* Supplied material *
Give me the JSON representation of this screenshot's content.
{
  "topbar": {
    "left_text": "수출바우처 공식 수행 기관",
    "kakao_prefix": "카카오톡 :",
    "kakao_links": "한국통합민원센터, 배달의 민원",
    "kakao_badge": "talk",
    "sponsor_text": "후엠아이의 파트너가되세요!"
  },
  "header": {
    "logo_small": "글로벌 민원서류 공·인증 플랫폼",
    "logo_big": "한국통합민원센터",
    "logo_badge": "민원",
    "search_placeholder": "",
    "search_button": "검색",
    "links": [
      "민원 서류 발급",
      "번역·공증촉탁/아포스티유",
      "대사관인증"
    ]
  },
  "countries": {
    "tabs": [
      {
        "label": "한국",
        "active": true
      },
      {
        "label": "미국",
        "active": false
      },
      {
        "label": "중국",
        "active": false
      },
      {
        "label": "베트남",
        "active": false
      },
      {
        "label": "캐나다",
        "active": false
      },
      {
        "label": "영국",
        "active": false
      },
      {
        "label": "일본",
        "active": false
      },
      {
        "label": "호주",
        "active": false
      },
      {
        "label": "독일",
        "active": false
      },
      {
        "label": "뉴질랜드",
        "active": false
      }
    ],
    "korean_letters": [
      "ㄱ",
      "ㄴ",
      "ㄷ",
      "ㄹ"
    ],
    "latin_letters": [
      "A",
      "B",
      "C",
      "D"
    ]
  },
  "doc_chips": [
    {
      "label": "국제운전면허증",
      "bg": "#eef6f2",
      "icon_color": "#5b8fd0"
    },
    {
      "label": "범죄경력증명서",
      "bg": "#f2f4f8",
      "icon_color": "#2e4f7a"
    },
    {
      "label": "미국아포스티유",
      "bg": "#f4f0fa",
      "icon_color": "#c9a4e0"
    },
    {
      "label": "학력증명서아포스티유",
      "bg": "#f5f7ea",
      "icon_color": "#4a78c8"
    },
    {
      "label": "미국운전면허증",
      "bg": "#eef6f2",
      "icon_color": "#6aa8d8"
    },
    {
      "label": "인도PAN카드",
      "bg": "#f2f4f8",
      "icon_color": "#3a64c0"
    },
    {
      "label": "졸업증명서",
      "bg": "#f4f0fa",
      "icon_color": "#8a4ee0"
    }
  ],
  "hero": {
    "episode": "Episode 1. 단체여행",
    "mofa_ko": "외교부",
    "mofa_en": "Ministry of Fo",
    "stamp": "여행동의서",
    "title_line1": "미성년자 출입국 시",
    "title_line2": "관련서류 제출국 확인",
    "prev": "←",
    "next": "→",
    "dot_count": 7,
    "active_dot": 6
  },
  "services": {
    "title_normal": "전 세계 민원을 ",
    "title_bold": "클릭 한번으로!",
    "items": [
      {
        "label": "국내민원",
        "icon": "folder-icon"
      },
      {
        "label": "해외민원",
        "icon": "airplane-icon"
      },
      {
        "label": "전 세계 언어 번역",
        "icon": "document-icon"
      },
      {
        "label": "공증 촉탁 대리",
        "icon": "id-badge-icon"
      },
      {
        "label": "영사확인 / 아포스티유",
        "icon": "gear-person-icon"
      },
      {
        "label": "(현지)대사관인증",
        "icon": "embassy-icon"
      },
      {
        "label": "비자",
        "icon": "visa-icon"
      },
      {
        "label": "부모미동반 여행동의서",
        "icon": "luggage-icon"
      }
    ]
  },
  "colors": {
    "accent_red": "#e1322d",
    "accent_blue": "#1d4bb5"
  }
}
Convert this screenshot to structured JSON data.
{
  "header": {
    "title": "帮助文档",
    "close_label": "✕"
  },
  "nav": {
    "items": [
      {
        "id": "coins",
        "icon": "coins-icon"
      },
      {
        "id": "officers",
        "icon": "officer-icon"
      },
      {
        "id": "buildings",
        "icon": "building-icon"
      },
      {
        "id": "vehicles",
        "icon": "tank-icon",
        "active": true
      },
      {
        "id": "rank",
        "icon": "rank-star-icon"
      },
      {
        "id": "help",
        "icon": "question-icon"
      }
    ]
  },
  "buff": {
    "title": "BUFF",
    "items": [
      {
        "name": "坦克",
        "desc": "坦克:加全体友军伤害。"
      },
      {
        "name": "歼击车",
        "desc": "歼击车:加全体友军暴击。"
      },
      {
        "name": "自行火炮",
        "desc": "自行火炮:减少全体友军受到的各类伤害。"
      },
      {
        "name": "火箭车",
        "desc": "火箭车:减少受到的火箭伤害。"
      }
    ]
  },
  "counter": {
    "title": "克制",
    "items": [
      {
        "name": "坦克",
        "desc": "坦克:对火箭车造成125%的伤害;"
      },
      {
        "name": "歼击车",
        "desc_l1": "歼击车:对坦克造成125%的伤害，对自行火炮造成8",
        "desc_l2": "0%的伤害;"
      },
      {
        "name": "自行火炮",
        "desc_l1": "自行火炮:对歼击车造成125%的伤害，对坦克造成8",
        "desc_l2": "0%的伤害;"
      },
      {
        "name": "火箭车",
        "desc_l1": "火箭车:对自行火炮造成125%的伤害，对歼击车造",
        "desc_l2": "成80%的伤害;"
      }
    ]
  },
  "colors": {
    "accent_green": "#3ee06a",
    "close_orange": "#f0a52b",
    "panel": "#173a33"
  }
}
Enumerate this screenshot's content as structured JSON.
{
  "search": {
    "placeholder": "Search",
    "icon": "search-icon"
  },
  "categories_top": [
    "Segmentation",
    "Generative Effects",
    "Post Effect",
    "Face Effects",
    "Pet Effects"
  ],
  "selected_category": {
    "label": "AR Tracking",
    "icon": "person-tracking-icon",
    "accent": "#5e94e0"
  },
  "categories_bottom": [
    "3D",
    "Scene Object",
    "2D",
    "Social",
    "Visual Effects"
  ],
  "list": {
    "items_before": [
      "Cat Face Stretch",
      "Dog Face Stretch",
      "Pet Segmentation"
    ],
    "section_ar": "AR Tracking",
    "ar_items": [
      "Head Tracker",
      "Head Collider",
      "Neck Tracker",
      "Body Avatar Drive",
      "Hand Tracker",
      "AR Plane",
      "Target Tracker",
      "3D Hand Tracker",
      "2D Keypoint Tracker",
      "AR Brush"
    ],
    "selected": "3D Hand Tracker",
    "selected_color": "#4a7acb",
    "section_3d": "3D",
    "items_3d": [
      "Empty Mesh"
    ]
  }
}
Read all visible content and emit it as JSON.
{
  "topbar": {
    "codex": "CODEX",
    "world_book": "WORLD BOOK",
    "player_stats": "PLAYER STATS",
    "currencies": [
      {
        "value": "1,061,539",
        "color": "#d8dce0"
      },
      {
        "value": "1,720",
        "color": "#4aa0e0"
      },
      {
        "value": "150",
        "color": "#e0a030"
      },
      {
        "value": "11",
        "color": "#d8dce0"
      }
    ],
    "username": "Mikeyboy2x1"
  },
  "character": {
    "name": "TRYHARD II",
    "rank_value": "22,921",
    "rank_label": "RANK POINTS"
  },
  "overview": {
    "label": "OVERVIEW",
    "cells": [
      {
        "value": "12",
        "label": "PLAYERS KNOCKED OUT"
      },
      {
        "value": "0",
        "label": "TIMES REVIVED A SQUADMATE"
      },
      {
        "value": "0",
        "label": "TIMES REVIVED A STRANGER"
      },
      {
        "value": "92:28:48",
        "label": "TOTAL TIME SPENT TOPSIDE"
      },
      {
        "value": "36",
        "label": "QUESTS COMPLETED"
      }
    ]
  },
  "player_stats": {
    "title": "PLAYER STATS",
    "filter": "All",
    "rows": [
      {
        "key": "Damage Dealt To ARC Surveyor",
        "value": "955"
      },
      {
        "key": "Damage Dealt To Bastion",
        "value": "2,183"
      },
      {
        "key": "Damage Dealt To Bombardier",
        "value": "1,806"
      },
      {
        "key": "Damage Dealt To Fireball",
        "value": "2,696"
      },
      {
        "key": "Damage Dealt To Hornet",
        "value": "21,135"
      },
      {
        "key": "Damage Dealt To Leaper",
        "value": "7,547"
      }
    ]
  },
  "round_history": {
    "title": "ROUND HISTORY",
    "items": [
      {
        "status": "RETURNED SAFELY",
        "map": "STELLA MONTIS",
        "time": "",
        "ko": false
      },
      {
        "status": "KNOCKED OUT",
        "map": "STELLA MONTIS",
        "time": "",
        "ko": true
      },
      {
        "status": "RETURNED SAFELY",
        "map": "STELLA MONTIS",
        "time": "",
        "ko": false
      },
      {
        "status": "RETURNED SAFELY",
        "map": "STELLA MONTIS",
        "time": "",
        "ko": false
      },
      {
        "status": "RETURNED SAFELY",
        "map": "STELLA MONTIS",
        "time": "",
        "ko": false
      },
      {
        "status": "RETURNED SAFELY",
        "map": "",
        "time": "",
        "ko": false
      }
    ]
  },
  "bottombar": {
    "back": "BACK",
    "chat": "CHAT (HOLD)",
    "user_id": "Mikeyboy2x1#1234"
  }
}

* Exercise details *
Using the material above, copy every line in which the string "KNOCKED" occurs.

* The output *
        "label": "PLAYERS KNOCKED OUT"
        "status": "KNOCKED OUT",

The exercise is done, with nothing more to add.